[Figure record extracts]

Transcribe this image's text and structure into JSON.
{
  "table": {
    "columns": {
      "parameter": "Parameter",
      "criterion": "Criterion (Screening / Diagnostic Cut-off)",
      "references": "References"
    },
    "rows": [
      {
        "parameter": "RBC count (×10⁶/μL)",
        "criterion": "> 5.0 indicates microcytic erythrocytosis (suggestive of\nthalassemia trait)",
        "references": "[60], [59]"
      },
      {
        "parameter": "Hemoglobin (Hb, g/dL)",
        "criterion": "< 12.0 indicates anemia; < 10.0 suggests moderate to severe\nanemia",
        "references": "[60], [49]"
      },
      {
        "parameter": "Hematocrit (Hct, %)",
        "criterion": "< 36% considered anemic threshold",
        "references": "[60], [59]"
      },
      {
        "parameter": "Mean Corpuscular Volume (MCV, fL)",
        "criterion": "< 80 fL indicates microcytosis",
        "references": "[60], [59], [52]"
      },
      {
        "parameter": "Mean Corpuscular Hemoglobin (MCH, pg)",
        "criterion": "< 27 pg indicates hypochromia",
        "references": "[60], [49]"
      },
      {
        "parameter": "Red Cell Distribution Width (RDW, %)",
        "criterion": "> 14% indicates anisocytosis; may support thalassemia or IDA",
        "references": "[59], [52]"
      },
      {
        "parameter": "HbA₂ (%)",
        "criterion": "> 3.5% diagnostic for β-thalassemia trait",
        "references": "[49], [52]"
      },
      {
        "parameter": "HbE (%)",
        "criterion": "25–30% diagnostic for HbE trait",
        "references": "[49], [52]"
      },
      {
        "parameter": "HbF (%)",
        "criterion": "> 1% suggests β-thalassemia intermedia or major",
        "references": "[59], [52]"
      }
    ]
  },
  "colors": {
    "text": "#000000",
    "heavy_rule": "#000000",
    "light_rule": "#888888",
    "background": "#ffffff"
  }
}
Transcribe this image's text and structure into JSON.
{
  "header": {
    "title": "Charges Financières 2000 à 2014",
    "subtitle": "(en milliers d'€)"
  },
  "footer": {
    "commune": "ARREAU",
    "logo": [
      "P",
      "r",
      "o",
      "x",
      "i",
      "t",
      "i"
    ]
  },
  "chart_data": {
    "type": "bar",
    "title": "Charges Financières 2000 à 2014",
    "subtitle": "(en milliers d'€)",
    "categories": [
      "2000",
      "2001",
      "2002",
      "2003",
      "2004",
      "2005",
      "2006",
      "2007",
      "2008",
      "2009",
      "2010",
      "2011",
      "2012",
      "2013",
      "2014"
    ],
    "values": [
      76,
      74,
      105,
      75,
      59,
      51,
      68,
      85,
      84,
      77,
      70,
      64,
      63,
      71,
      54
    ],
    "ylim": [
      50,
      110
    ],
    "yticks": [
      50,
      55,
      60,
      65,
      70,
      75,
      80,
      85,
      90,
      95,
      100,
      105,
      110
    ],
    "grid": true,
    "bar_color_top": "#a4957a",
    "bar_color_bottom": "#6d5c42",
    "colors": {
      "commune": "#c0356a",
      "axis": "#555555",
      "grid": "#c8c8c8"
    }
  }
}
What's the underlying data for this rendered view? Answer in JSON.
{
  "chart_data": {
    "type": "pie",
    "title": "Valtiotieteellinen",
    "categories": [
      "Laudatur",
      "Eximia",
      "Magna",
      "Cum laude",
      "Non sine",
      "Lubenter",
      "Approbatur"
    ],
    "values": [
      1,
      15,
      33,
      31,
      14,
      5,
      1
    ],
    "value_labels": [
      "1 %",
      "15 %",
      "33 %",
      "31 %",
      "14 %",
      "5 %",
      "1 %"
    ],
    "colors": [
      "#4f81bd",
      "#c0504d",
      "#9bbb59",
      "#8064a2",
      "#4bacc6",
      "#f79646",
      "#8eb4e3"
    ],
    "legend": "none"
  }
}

__Given request__.
Pull out all lines from the listing that contain the string "Mean".

__Written solution__.
        "parameter": "Mean Corpuscular Volume (MCV, fL)",
        "parameter": "Mean Corpuscular Hemoglobin (MCH, pg)",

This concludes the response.